* START *

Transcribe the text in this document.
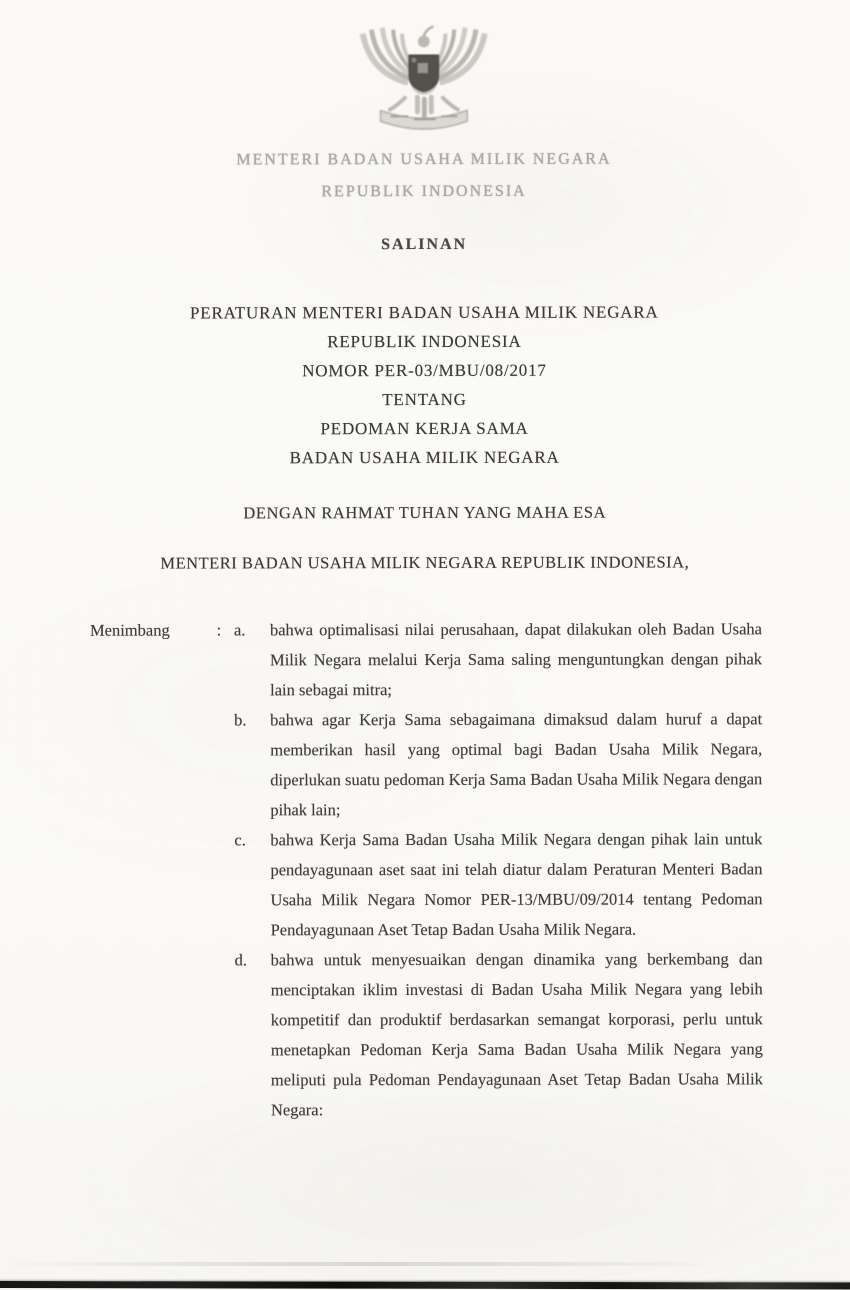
MENTERI BADAN USAHA MILIK NEGARA
REPUBLIK INDONESIA
SALINAN
PERATURAN MENTERI BADAN USAHA MILIK NEGARA
REPUBLIK INDONESIA
NOMOR PER-03/MBU/08/2017
TENTANG
PEDOMAN KERJA SAMA
BADAN USAHA MILIK NEGARA
DENGAN RAHMAT TUHAN YANG MAHA ESA
MENTERI BADAN USAHA MILIK NEGARA REPUBLIK INDONESIA,
Menimbang	: a.	bahwa optimalisasi nilai perusahaan, dapat dilakukan oleh Badan Usaha Milik Negara melalui Kerja Sama saling menguntungkan dengan pihak lain sebagai mitra;
b.	bahwa agar Kerja Sama sebagaimana dimaksud dalam huruf a dapat memberikan hasil yang optimal bagi Badan Usaha Milik Negara, diperlukan suatu pedoman Kerja Sama Badan Usaha Milik Negara dengan pihak lain;
c.	bahwa Kerja Sama Badan Usaha Milik Negara dengan pihak lain untuk pendayagunaan aset saat ini telah diatur dalam Peraturan Menteri Badan Usaha Milik Negara Nomor PER-13/MBU/09/2014 tentang Pedoman Pendayagunaan Aset Tetap Badan Usaha Milik Negara.
d.	bahwa untuk menyesuaikan dengan dinamika yang berkembang dan menciptakan iklim investasi di Badan Usaha Milik Negara yang lebih kompetitif dan produktif berdasarkan semangat korporasi, perlu untuk menetapkan Pedoman Kerja Sama Badan Usaha Milik Negara yang meliputi pula Pedoman Pendayagunaan Aset Tetap Badan Usaha Milik Negara:
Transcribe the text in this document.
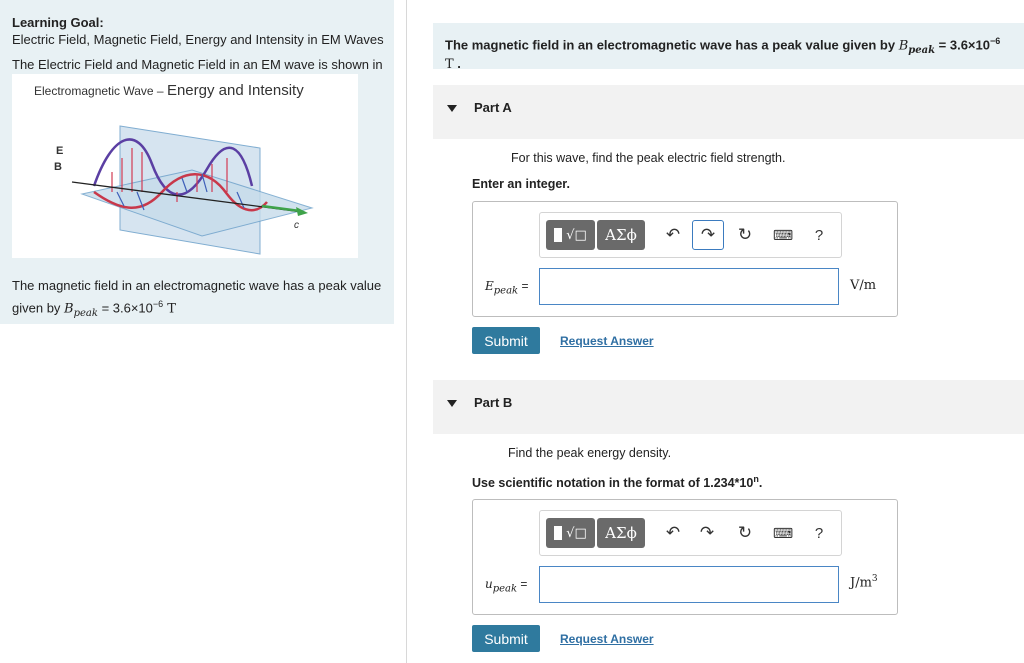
Learning Goal:
Electric Field, Magnetic Field, Energy and Intensity in EM Waves
The Electric Field and Magnetic Field in an EM wave is shown in
Electromagnetic Wave – Energy and Intensity
E
B
c
The magnetic field in an electromagnetic wave has a peak value
given by $B_{peak} = 3.6\times 10^{-6}$ T
The magnetic field in an electromagnetic wave has a peak value given by $B_{peak} = 3.6\times 10^{-6}$ T .
Part A
For this wave, find the peak electric field strength.
Enter an integer.
√□	ΑΣϕ	↶	↷	↻	⌨	?
$E_{peak}$ =	V/m
Submit	Request Answer
Part B
Find the peak energy density.
Use scientific notation in the format of 1.234*10$^n$.
√□	ΑΣϕ	↶	↷	↻	⌨	?
$u_{peak}$ =	$J/m^3$
Submit	Request Answer
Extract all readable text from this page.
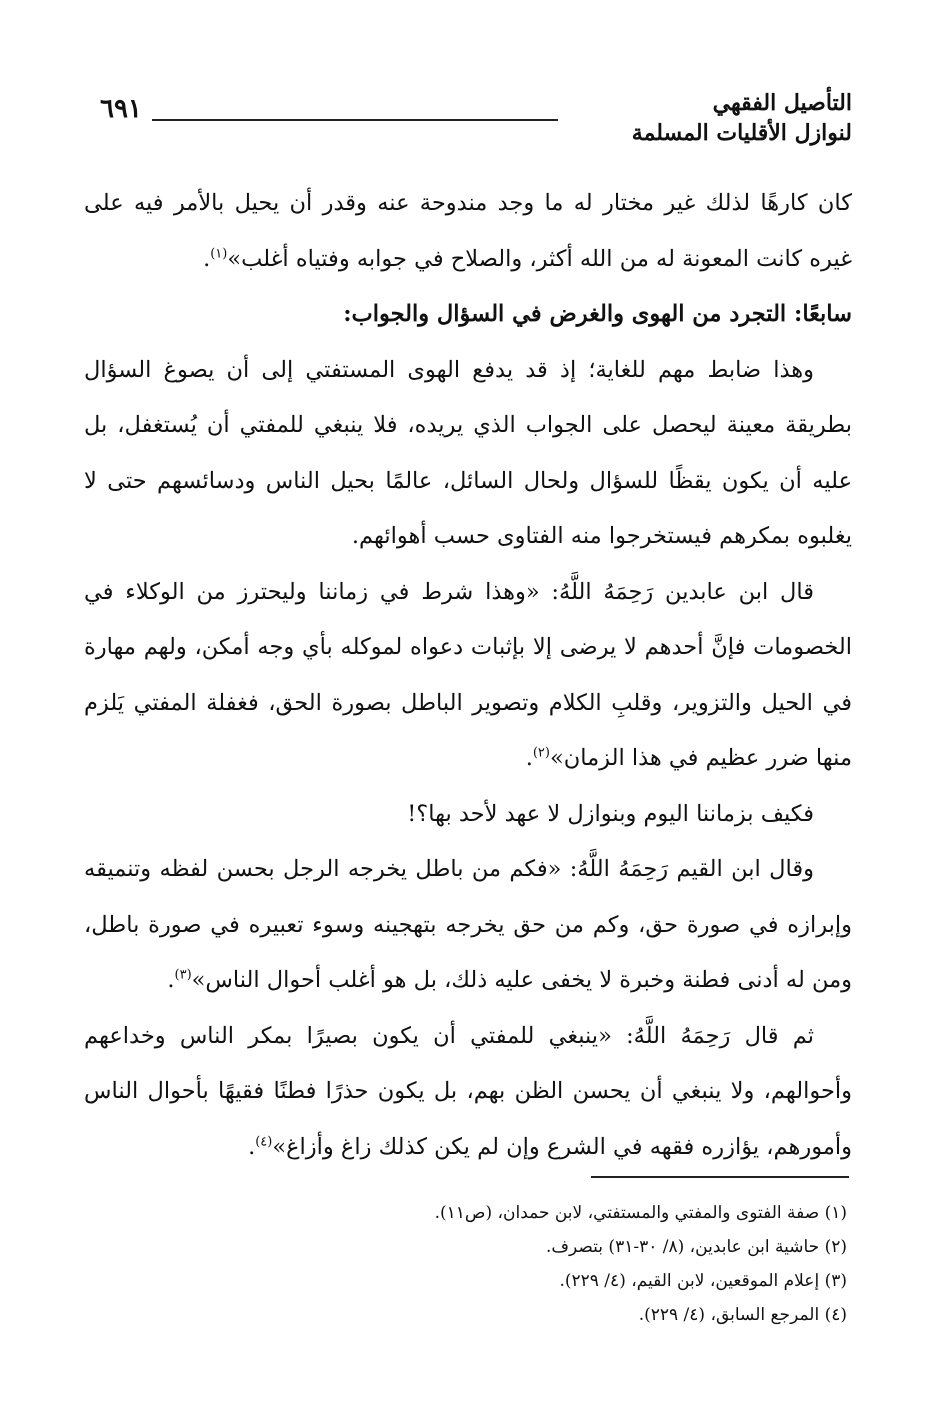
٦٩١	التأصيل الفقهي
لنوازل الأقليات المسلمة

كان كارهًا لذلك غير مختار له ما وجد مندوحة عنه وقدر أن يحيل بالأمر فيه على غيره كانت المعونة له من الله أكثر، والصلاح في جوابه وفتياه أغلب»$^{(١)}$.

سابعًا: التجرد من الهوى والغرض في السؤال والجواب:

وهذا ضابط مهم للغاية؛ إذ قد يدفع الهوى المستفتي إلى أن يصوغ السؤال بطريقة معينة ليحصل على الجواب الذي يريده، فلا ينبغي للمفتي أن يُستغفل، بل عليه أن يكون يقظًا للسؤال ولحال السائل، عالمًا بحيل الناس ودسائسهم حتى لا يغلبوه بمكرهم فيستخرجوا منه الفتاوى حسب أهوائهم.

قال ابن عابدين رَحِمَهُ اللَّهُ: «وهذا شرط في زماننا وليحترز من الوكلاء في الخصومات فإنَّ أحدهم لا يرضى إلا بإثبات دعواه لموكله بأي وجه أمكن، ولهم مهارة في الحيل والتزوير، وقلبِ الكلام وتصوير الباطل بصورة الحق، فغفلة المفتي يَلزم منها ضرر عظيم في هذا الزمان»$^{(٢)}$.

فكيف بزماننا اليوم وبنوازل لا عهد لأحد بها؟!

وقال ابن القيم رَحِمَهُ اللَّهُ: «فكم من باطل يخرجه الرجل بحسن لفظه وتنميقه وإبرازه في صورة حق، وكم من حق يخرجه بتهجينه وسوء تعبيره في صورة باطل، ومن له أدنى فطنة وخبرة لا يخفى عليه ذلك، بل هو أغلب أحوال الناس»$^{(٣)}$.

ثم قال رَحِمَهُ اللَّهُ: «ينبغي للمفتي أن يكون بصيرًا بمكر الناس وخداعهم وأحوالهم، ولا ينبغي أن يحسن الظن بهم، بل يكون حذرًا فطنًا فقيهًا بأحوال الناس وأمورهم، يؤازره فقهه في الشرع وإن لم يكن كذلك زاغ وأزاغ»$^{(٤)}$.

(١) صفة الفتوى والمفتي والمستفتي، لابن حمدان، (ص١١).

(٢) حاشية ابن عابدين، (٨/ ٣٠-٣١) بتصرف.

(٣) إعلام الموقعين، لابن القيم، (٤/ ٢٢٩).

(٤) المرجع السابق، (٤/ ٢٢٩).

* END *

What is asked: Gather every line from the listing above in which "Intensity" appears, and copy those lines.

Written reply:
Electric Field, Magnetic Field, Energy and Intensity in EM Waves
Electromagnetic Wave – Energy and Intensity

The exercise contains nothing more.